>>>

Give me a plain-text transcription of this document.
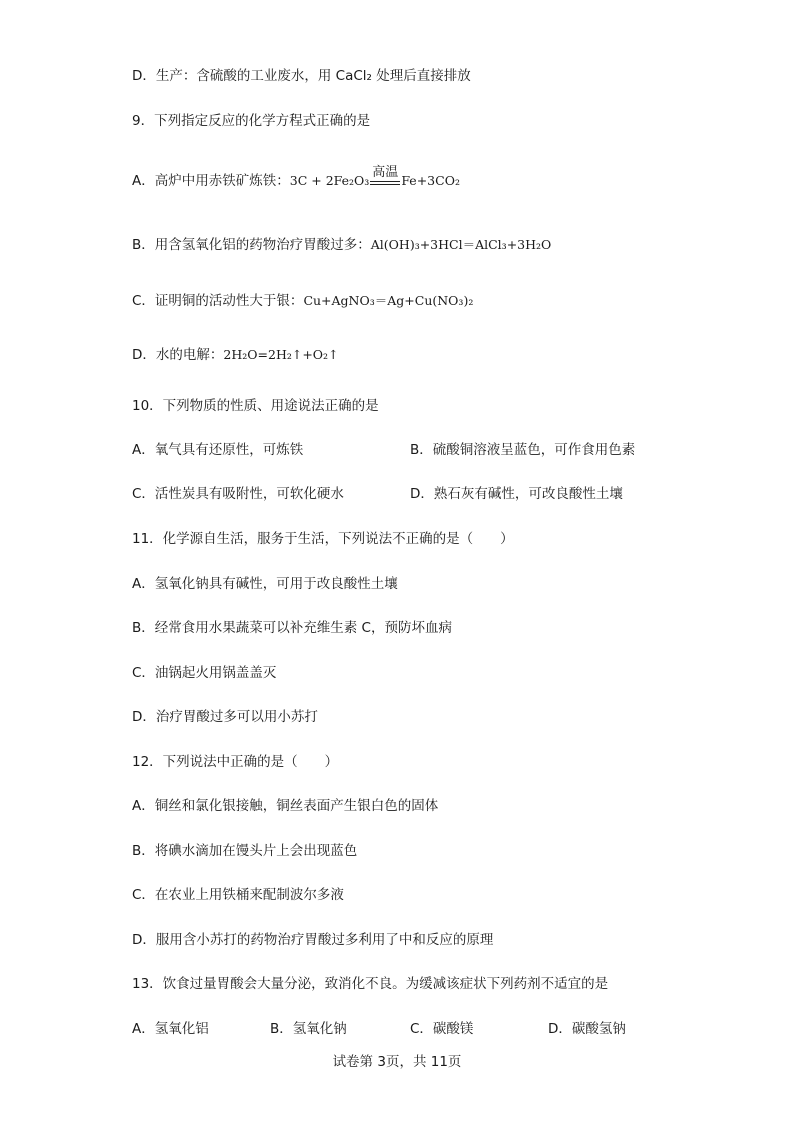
D．生产：含硫酸的工业废水，用 CaCl₂ 处理后直接排放
9．下列指定反应的化学方程式正确的是
A．高炉中用赤铁矿炼铁：3C + 2Fe₂O₃
高温
Fe+3CO₂
B．用含氢氧化铝的药物治疗胃酸过多：Al(OH)₃+3HCl＝AlCl₃+3H₂O
C．证明铜的活动性大于银：Cu+AgNO₃＝Ag+Cu(NO₃)₂
D．水的电解：2H₂O=2H₂↑+O₂↑
10．下列物质的性质、用途说法正确的是
A．氧气具有还原性，可炼铁	B．硫酸铜溶液呈蓝色，可作食用色素
C．活性炭具有吸附性，可软化硬水	D．熟石灰有碱性，可改良酸性土壤
11．化学源自生活，服务于生活，下列说法不正确的是（　　）
A．氢氧化钠具有碱性，可用于改良酸性土壤
B．经常食用水果蔬菜可以补充维生素 C，预防坏血病
C．油锅起火用锅盖盖灭
D．治疗胃酸过多可以用小苏打
12．下列说法中正确的是（　　）
A．铜丝和氯化银接触，铜丝表面产生银白色的固体
B．将碘水滴加在馒头片上会出现蓝色
C．在农业上用铁桶来配制波尔多液
D．服用含小苏打的药物治疗胃酸过多利用了中和反应的原理
13．饮食过量胃酸会大量分泌，致消化不良。为缓减该症状下列药剂不适宜的是
A．氢氧化铝	B．氢氧化钠	C．碳酸镁	D．碳酸氢钠
试卷第 3页，共 11页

<<<

**Problem requirements**
Do not copy the pictures, but repeat every line exactly.

**Reply to the task**
Give me a plain-text transcription of this document.
D．生产：含硫酸的工业废水，用 CaCl₂ 处理后直接排放
9．下列指定反应的化学方程式正确的是
A．高炉中用赤铁矿炼铁：3C + 2Fe₂O₃
高温
Fe+3CO₂
B．用含氢氧化铝的药物治疗胃酸过多：Al(OH)₃+3HCl＝AlCl₃+3H₂O
C．证明铜的活动性大于银：Cu+AgNO₃＝Ag+Cu(NO₃)₂
D．水的电解：2H₂O=2H₂↑+O₂↑
10．下列物质的性质、用途说法正确的是
A．氧气具有还原性，可炼铁	B．硫酸铜溶液呈蓝色，可作食用色素
C．活性炭具有吸附性，可软化硬水	D．熟石灰有碱性，可改良酸性土壤
11．化学源自生活，服务于生活，下列说法不正确的是（　　）
A．氢氧化钠具有碱性，可用于改良酸性土壤
B．经常食用水果蔬菜可以补充维生素 C，预防坏血病
C．油锅起火用锅盖盖灭
D．治疗胃酸过多可以用小苏打
12．下列说法中正确的是（　　）
A．铜丝和氯化银接触，铜丝表面产生银白色的固体
B．将碘水滴加在馒头片上会出现蓝色
C．在农业上用铁桶来配制波尔多液
D．服用含小苏打的药物治疗胃酸过多利用了中和反应的原理
13．饮食过量胃酸会大量分泌，致消化不良。为缓减该症状下列药剂不适宜的是
A．氢氧化铝	B．氢氧化钠	C．碳酸镁	D．碳酸氢钠
试卷第 3页，共 11页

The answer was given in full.